* EXERCISE DIRECTIONS *
Go through the entries and count the lines with the string "bullet" in them. Give only that number.

Dataset excerpts
* * * * * * *

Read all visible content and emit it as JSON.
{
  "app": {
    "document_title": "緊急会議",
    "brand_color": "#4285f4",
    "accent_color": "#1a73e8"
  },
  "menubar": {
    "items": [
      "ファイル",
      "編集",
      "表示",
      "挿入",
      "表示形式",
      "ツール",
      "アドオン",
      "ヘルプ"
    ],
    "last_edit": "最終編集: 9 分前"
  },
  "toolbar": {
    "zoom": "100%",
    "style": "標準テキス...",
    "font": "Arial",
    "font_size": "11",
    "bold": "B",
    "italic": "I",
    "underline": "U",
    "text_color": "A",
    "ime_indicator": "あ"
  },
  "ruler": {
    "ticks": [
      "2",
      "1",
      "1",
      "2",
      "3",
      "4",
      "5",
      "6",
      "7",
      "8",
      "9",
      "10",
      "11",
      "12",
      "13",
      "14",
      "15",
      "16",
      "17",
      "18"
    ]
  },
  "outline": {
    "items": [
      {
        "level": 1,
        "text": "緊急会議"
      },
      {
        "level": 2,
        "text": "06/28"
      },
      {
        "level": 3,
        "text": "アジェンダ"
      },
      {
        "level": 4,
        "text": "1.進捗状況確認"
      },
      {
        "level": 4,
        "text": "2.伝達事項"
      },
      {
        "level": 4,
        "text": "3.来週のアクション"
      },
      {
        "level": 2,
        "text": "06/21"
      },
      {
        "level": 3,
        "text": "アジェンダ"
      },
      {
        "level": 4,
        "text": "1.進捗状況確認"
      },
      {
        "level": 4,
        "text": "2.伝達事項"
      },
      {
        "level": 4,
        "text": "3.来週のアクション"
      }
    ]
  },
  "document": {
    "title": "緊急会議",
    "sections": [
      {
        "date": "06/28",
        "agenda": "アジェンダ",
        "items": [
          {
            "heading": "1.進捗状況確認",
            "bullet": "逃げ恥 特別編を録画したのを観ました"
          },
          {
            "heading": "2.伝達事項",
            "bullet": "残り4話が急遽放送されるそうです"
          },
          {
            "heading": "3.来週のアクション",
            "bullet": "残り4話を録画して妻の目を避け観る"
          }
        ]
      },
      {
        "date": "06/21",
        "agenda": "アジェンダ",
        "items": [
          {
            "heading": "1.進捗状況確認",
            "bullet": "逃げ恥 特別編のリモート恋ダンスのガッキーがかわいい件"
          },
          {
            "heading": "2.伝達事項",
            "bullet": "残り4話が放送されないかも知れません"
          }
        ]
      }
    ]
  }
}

* * * * * * *

* RESULT *
5